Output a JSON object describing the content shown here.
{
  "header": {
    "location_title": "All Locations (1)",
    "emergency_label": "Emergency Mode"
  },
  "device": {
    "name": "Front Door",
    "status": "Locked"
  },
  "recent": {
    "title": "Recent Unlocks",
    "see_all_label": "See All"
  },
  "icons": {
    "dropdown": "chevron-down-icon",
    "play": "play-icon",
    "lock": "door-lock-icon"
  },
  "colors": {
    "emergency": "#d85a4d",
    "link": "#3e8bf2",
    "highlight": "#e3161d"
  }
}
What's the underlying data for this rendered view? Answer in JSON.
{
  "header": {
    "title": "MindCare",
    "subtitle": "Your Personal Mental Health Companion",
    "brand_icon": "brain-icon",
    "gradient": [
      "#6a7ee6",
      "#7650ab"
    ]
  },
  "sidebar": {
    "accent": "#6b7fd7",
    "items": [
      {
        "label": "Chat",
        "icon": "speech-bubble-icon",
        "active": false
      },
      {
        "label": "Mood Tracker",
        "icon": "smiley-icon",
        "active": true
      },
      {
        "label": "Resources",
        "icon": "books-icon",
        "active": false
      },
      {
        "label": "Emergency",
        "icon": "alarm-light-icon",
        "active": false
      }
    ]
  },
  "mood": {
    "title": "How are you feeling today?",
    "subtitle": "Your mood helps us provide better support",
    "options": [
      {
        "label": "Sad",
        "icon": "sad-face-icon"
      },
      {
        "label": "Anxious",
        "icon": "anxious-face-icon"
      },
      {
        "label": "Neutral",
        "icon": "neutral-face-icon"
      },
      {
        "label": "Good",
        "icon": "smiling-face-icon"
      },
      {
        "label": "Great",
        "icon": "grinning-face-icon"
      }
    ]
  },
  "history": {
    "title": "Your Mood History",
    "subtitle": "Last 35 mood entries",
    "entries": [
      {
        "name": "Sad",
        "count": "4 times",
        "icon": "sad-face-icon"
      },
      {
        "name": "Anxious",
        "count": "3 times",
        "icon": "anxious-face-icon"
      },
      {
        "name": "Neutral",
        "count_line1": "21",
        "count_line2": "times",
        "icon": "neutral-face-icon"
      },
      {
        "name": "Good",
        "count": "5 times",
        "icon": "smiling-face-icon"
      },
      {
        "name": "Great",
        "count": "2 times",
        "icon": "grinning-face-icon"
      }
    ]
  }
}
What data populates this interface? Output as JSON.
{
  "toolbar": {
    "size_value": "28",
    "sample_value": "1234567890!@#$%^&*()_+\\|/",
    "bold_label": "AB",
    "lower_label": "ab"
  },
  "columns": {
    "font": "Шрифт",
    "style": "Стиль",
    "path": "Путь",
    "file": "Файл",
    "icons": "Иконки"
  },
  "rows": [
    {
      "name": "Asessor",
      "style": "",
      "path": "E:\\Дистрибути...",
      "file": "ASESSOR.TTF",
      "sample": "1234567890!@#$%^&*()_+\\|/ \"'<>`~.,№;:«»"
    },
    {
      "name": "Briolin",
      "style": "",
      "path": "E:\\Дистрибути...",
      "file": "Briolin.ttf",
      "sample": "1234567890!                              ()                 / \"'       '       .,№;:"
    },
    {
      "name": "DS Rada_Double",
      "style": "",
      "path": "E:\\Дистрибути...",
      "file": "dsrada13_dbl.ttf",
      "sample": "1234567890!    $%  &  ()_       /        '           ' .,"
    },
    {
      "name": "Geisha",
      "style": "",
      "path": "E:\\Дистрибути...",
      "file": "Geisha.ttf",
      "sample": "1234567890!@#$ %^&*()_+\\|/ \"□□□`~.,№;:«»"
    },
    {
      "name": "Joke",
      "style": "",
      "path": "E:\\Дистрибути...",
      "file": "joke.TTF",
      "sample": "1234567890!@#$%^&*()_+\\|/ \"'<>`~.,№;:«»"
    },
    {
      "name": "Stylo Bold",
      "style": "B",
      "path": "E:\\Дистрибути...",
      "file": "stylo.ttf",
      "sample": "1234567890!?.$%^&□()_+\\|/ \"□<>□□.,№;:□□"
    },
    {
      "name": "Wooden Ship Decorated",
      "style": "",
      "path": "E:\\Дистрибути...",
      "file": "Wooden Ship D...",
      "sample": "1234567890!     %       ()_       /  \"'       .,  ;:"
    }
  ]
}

--- --- ---

◆ TASK TO CARRY OUT ◆
Copy every line of the data that holds the string "file".

◆ THE RESULT ◆
    "file": "Файл",
      "file": "ASESSOR.TTF",
      "file": "Briolin.ttf",
      "file": "dsrada13_dbl.ttf",
      "file": "Geisha.ttf",
      "file": "joke.TTF",
      "file": "stylo.ttf",
      "file": "Wooden Ship D...",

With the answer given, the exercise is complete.